■ What you should do
Format the data from its first line through the line containing "- healing-brush-icon[interactable]: [1456, 154, 1478, 176]", inclusive, as a Markdown table with the columns Row and Text, numbering each line and skipping blank lines.

■ Exercise inputs

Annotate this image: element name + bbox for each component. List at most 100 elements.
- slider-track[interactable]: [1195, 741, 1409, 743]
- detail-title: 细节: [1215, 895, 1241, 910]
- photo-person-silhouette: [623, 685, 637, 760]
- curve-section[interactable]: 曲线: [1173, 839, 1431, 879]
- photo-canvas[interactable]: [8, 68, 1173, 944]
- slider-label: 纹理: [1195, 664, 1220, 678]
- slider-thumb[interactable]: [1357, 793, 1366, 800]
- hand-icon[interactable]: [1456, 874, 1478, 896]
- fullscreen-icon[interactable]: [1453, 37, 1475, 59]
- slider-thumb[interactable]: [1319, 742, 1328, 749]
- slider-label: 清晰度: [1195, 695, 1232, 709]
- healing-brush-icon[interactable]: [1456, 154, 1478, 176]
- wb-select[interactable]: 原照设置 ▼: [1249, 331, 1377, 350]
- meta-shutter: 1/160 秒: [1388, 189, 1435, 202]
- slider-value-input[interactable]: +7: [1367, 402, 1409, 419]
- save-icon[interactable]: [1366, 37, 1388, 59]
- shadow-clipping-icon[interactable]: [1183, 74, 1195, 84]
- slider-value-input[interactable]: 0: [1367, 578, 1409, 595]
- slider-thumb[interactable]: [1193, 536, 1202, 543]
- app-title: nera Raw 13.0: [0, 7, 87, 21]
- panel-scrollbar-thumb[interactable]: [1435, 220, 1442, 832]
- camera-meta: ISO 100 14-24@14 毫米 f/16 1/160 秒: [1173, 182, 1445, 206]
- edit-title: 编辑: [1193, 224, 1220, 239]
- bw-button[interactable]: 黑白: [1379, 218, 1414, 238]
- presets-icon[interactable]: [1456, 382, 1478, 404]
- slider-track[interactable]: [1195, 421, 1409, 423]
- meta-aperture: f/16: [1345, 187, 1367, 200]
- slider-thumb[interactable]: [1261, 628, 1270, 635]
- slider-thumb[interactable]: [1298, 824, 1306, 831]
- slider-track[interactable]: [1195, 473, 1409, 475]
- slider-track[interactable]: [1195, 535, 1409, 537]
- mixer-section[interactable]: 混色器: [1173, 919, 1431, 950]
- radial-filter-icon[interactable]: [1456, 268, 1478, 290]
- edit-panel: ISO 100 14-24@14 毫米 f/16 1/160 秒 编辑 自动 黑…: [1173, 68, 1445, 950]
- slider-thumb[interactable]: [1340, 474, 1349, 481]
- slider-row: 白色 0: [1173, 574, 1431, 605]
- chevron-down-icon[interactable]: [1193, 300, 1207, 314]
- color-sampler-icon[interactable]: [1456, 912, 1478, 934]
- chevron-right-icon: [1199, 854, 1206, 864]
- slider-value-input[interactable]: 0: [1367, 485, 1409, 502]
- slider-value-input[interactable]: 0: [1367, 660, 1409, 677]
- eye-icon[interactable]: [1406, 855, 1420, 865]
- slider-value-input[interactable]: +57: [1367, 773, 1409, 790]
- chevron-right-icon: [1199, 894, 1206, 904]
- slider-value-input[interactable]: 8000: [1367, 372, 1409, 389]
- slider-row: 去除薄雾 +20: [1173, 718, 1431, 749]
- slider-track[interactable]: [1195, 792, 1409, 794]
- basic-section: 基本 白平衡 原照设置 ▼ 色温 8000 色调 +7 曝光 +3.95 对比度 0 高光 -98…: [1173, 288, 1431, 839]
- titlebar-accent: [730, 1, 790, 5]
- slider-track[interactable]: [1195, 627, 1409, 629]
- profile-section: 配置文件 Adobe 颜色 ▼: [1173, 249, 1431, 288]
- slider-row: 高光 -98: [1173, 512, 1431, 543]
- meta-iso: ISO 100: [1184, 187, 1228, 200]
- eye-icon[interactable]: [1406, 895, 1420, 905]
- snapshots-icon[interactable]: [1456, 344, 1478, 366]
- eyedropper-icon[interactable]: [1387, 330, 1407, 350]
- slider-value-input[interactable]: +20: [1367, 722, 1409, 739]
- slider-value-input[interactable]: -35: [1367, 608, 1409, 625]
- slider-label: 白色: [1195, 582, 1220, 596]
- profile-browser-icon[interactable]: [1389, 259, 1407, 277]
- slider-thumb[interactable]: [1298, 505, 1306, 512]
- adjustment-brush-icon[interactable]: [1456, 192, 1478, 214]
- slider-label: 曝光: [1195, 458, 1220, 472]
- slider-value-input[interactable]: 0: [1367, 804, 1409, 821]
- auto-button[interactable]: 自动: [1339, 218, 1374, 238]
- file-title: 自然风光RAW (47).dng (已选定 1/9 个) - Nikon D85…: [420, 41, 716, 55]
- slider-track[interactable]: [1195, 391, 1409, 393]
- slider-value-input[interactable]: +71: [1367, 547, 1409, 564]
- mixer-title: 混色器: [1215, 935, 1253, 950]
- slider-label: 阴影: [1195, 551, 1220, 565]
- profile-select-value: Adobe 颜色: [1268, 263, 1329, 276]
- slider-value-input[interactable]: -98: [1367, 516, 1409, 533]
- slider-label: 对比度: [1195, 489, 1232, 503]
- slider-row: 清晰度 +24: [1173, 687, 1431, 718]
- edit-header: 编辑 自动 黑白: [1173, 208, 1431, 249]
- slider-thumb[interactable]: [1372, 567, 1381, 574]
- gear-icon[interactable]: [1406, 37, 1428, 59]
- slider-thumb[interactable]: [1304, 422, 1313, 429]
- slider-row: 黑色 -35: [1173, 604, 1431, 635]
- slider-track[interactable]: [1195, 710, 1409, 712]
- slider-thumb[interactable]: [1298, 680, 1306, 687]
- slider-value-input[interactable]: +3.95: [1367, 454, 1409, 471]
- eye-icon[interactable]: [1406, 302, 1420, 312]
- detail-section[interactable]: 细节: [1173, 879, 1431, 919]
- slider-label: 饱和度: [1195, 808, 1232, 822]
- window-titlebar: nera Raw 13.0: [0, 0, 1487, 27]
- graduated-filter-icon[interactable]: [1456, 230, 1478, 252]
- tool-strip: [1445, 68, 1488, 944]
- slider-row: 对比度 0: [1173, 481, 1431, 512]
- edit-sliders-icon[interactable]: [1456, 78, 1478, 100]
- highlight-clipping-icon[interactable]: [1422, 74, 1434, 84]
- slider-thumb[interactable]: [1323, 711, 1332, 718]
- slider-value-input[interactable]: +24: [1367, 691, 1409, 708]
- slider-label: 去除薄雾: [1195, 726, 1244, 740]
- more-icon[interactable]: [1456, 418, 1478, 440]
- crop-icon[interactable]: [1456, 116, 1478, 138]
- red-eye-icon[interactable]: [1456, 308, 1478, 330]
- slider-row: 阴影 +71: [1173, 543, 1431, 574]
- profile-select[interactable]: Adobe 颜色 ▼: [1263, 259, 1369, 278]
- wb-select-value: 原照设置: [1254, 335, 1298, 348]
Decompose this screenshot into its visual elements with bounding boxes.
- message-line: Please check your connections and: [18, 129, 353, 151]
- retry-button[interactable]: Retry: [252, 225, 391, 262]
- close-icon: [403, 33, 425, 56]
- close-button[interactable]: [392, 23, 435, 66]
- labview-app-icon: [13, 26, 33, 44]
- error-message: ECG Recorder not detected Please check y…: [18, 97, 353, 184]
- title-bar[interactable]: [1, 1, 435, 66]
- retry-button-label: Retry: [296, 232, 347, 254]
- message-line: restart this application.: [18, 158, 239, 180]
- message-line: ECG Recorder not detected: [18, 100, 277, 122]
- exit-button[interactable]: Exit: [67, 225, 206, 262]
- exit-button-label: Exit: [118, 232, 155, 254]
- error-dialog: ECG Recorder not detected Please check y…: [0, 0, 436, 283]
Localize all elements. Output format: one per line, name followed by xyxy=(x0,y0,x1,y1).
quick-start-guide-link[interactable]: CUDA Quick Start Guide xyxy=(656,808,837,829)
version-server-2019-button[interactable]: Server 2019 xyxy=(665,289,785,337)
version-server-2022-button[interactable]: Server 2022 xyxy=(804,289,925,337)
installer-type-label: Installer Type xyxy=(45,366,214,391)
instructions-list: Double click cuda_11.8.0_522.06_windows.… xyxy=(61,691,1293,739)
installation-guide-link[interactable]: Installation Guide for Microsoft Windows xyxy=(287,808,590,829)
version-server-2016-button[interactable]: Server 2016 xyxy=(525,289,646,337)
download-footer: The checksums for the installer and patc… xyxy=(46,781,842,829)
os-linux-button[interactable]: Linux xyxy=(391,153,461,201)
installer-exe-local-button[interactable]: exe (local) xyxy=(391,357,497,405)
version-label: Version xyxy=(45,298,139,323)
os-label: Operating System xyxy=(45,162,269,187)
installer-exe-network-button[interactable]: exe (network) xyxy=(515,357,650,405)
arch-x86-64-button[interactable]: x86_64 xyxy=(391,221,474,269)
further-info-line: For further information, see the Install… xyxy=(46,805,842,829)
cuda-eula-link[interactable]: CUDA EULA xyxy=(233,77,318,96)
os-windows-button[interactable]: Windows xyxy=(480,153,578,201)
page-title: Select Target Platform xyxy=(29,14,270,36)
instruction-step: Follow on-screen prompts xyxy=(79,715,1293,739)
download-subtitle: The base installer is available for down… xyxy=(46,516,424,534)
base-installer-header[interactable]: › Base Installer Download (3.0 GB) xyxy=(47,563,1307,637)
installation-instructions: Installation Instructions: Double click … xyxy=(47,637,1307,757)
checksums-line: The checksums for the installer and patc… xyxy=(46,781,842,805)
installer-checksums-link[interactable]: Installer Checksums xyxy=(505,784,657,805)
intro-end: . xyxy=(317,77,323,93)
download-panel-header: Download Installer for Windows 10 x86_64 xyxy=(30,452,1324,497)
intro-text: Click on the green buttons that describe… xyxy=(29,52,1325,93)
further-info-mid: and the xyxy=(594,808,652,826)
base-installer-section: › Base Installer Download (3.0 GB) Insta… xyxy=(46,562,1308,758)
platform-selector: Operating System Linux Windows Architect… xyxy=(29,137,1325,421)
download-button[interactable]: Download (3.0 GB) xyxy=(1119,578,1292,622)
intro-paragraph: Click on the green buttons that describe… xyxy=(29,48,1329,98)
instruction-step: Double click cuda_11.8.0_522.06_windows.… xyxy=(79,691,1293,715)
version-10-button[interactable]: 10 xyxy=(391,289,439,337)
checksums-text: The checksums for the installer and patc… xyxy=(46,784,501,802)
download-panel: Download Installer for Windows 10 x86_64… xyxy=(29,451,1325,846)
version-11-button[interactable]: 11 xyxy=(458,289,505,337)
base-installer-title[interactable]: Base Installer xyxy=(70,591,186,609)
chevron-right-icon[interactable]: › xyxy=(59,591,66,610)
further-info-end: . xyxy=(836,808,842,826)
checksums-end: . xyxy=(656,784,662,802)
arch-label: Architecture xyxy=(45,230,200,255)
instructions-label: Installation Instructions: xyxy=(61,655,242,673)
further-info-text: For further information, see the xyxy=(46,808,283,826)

■ Task answer
| Row | Text |
|---|---|
| 1 | Annotate this image: element name + bbox for each component. List at most 100 elements. |
| 2 | - slider-track[interactable]: [1195, 741, 1409, 743] |
| 3 | - detail-title: 细节: [1215, 895, 1241, 910] |
| 4 | - photo-person-silhouette: [623, 685, 637, 760] |
| 5 | - curve-section[interactable]: 曲线: [1173, 839, 1431, 879] |
| 6 | - photo-canvas[interactable]: [8, 68, 1173, 944] |
| 7 | - slider-label: 纹理: [1195, 664, 1220, 678] |
| 8 | - slider-thumb[interactable]: [1357, 793, 1366, 800] |
| 9 | - hand-icon[interactable]: [1456, 874, 1478, 896] |
| 10 | - fullscreen-icon[interactable]: [1453, 37, 1475, 59] |
| 11 | - slider-thumb[interactable]: [1319, 742, 1328, 749] |
| 12 | - slider-label: 清晰度: [1195, 695, 1232, 709] |
| 13 | - healing-brush-icon[interactable]: [1456, 154, 1478, 176] |